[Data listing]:
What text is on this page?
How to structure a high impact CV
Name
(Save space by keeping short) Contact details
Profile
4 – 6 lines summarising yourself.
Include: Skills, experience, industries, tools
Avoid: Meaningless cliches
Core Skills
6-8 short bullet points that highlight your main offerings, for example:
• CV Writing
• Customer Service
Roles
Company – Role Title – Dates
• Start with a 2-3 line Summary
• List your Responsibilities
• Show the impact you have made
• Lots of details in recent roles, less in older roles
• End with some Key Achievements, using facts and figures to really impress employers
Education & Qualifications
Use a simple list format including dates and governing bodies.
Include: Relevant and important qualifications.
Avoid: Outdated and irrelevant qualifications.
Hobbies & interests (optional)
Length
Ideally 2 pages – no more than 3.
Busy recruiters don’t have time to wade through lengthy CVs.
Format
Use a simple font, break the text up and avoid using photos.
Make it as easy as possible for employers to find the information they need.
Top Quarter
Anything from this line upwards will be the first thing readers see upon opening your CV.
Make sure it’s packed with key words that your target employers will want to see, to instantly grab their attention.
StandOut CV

[EXERCISE]: Check every line of the material for the string "will" and give the number of lines that have it, without anything else.

[SOLUTION]: 2